RECORDS FOR THIS EXERCISE:
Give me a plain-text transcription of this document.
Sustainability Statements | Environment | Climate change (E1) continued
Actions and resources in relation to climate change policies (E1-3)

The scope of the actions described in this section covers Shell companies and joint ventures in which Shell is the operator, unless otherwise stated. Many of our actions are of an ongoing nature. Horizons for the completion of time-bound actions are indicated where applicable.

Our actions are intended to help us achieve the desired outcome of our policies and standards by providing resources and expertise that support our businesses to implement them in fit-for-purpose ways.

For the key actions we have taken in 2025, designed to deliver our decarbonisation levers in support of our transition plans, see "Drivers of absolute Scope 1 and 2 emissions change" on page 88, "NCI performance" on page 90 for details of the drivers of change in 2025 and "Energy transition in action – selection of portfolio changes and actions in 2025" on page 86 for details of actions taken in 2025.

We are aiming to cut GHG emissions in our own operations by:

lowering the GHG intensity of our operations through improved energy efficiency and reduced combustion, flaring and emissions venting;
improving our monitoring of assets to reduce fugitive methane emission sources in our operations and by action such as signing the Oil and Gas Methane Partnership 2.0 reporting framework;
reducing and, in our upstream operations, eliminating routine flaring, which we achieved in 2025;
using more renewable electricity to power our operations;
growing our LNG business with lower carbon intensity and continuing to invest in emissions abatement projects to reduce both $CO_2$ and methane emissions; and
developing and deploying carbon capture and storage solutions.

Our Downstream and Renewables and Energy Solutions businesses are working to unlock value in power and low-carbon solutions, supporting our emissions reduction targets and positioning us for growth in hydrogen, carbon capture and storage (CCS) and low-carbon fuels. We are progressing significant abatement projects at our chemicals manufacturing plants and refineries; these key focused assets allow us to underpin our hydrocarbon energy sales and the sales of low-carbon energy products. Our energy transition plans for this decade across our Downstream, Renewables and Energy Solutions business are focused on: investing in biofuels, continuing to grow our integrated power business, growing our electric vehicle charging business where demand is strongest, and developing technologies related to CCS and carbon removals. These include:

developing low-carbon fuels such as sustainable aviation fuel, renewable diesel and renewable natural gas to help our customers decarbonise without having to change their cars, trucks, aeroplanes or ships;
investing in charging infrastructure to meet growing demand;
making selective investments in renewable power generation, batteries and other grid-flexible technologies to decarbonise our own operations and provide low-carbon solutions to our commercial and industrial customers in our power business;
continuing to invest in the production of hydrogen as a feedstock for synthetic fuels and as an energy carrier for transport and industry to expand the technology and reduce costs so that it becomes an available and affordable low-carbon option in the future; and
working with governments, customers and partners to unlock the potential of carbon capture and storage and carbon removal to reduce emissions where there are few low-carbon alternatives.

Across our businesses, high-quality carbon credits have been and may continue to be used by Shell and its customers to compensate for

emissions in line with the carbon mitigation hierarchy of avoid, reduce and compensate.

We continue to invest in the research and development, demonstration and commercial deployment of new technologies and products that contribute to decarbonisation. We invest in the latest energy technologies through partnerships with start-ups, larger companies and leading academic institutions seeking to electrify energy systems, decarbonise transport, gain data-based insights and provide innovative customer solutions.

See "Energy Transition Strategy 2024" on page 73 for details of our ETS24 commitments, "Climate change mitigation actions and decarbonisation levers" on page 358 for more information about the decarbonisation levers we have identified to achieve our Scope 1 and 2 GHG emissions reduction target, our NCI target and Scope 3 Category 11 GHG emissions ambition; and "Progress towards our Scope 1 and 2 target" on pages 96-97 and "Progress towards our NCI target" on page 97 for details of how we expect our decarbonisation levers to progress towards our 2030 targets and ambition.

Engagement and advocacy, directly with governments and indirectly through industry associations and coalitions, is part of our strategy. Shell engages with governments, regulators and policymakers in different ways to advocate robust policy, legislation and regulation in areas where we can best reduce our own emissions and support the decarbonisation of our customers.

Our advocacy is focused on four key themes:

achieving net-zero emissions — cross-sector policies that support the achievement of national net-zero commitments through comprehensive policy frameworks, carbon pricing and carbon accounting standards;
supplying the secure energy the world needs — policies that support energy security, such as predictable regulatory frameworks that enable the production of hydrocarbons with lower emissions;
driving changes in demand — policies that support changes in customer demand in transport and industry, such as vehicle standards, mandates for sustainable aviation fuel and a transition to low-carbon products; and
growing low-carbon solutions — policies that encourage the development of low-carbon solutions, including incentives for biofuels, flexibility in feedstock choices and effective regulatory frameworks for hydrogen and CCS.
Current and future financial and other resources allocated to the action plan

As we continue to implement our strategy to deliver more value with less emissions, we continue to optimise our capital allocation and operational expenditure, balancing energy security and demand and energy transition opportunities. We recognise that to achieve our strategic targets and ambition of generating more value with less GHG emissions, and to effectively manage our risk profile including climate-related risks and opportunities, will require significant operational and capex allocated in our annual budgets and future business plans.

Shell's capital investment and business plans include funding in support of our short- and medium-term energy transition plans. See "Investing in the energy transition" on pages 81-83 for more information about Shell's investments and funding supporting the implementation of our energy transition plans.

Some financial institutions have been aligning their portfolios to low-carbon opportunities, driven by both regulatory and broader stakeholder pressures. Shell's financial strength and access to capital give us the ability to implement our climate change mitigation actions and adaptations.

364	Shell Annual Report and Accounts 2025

PROBLEM REQUIREMENTS: Above are the records; retype every one exactly.

OUTPUT FOR THIS TASK:
Give me a plain-text transcription of this document.
Sustainability Statements | Environment | Climate change (E1) continued
Actions and resources in relation to climate change policies (E1-3)

The scope of the actions described in this section covers Shell companies and joint ventures in which Shell is the operator, unless otherwise stated. Many of our actions are of an ongoing nature. Horizons for the completion of time-bound actions are indicated where applicable.

Our actions are intended to help us achieve the desired outcome of our policies and standards by providing resources and expertise that support our businesses to implement them in fit-for-purpose ways.

For the key actions we have taken in 2025, designed to deliver our decarbonisation levers in support of our transition plans, see "Drivers of absolute Scope 1 and 2 emissions change" on page 88, "NCI performance" on page 90 for details of the drivers of change in 2025 and "Energy transition in action – selection of portfolio changes and actions in 2025" on page 86 for details of actions taken in 2025.

We are aiming to cut GHG emissions in our own operations by:

lowering the GHG intensity of our operations through improved energy efficiency and reduced combustion, flaring and emissions venting;
improving our monitoring of assets to reduce fugitive methane emission sources in our operations and by action such as signing the Oil and Gas Methane Partnership 2.0 reporting framework;
reducing and, in our upstream operations, eliminating routine flaring, which we achieved in 2025;
using more renewable electricity to power our operations;
growing our LNG business with lower carbon intensity and continuing to invest in emissions abatement projects to reduce both $CO_2$ and methane emissions; and
developing and deploying carbon capture and storage solutions.

Our Downstream and Renewables and Energy Solutions businesses are working to unlock value in power and low-carbon solutions, supporting our emissions reduction targets and positioning us for growth in hydrogen, carbon capture and storage (CCS) and low-carbon fuels. We are progressing significant abatement projects at our chemicals manufacturing plants and refineries; these key focused assets allow us to underpin our hydrocarbon energy sales and the sales of low-carbon energy products. Our energy transition plans for this decade across our Downstream, Renewables and Energy Solutions business are focused on: investing in biofuels, continuing to grow our integrated power business, growing our electric vehicle charging business where demand is strongest, and developing technologies related to CCS and carbon removals. These include:

developing low-carbon fuels such as sustainable aviation fuel, renewable diesel and renewable natural gas to help our customers decarbonise without having to change their cars, trucks, aeroplanes or ships;
investing in charging infrastructure to meet growing demand;
making selective investments in renewable power generation, batteries and other grid-flexible technologies to decarbonise our own operations and provide low-carbon solutions to our commercial and industrial customers in our power business;
continuing to invest in the production of hydrogen as a feedstock for synthetic fuels and as an energy carrier for transport and industry to expand the technology and reduce costs so that it becomes an available and affordable low-carbon option in the future; and
working with governments, customers and partners to unlock the potential of carbon capture and storage and carbon removal to reduce emissions where there are few low-carbon alternatives.

Across our businesses, high-quality carbon credits have been and may continue to be used by Shell and its customers to compensate for

emissions in line with the carbon mitigation hierarchy of avoid, reduce and compensate.

We continue to invest in the research and development, demonstration and commercial deployment of new technologies and products that contribute to decarbonisation. We invest in the latest energy technologies through partnerships with start-ups, larger companies and leading academic institutions seeking to electrify energy systems, decarbonise transport, gain data-based insights and provide innovative customer solutions.

See "Energy Transition Strategy 2024" on page 73 for details of our ETS24 commitments, "Climate change mitigation actions and decarbonisation levers" on page 358 for more information about the decarbonisation levers we have identified to achieve our Scope 1 and 2 GHG emissions reduction target, our NCI target and Scope 3 Category 11 GHG emissions ambition; and "Progress towards our Scope 1 and 2 target" on pages 96-97 and "Progress towards our NCI target" on page 97 for details of how we expect our decarbonisation levers to progress towards our 2030 targets and ambition.

Engagement and advocacy, directly with governments and indirectly through industry associations and coalitions, is part of our strategy. Shell engages with governments, regulators and policymakers in different ways to advocate robust policy, legislation and regulation in areas where we can best reduce our own emissions and support the decarbonisation of our customers.

Our advocacy is focused on four key themes:

achieving net-zero emissions — cross-sector policies that support the achievement of national net-zero commitments through comprehensive policy frameworks, carbon pricing and carbon accounting standards;
supplying the secure energy the world needs — policies that support energy security, such as predictable regulatory frameworks that enable the production of hydrocarbons with lower emissions;
driving changes in demand — policies that support changes in customer demand in transport and industry, such as vehicle standards, mandates for sustainable aviation fuel and a transition to low-carbon products; and
growing low-carbon solutions — policies that encourage the development of low-carbon solutions, including incentives for biofuels, flexibility in feedstock choices and effective regulatory frameworks for hydrogen and CCS.
Current and future financial and other resources allocated to the action plan

As we continue to implement our strategy to deliver more value with less emissions, we continue to optimise our capital allocation and operational expenditure, balancing energy security and demand and energy transition opportunities. We recognise that to achieve our strategic targets and ambition of generating more value with less GHG emissions, and to effectively manage our risk profile including climate-related risks and opportunities, will require significant operational and capex allocated in our annual budgets and future business plans.

Shell's capital investment and business plans include funding in support of our short- and medium-term energy transition plans. See "Investing in the energy transition" on pages 81-83 for more information about Shell's investments and funding supporting the implementation of our energy transition plans.

Some financial institutions have been aligning their portfolios to low-carbon opportunities, driven by both regulatory and broader stakeholder pressures. Shell's financial strength and access to capital give us the ability to implement our climate change mitigation actions and adaptations.

364	Shell Annual Report and Accounts 2025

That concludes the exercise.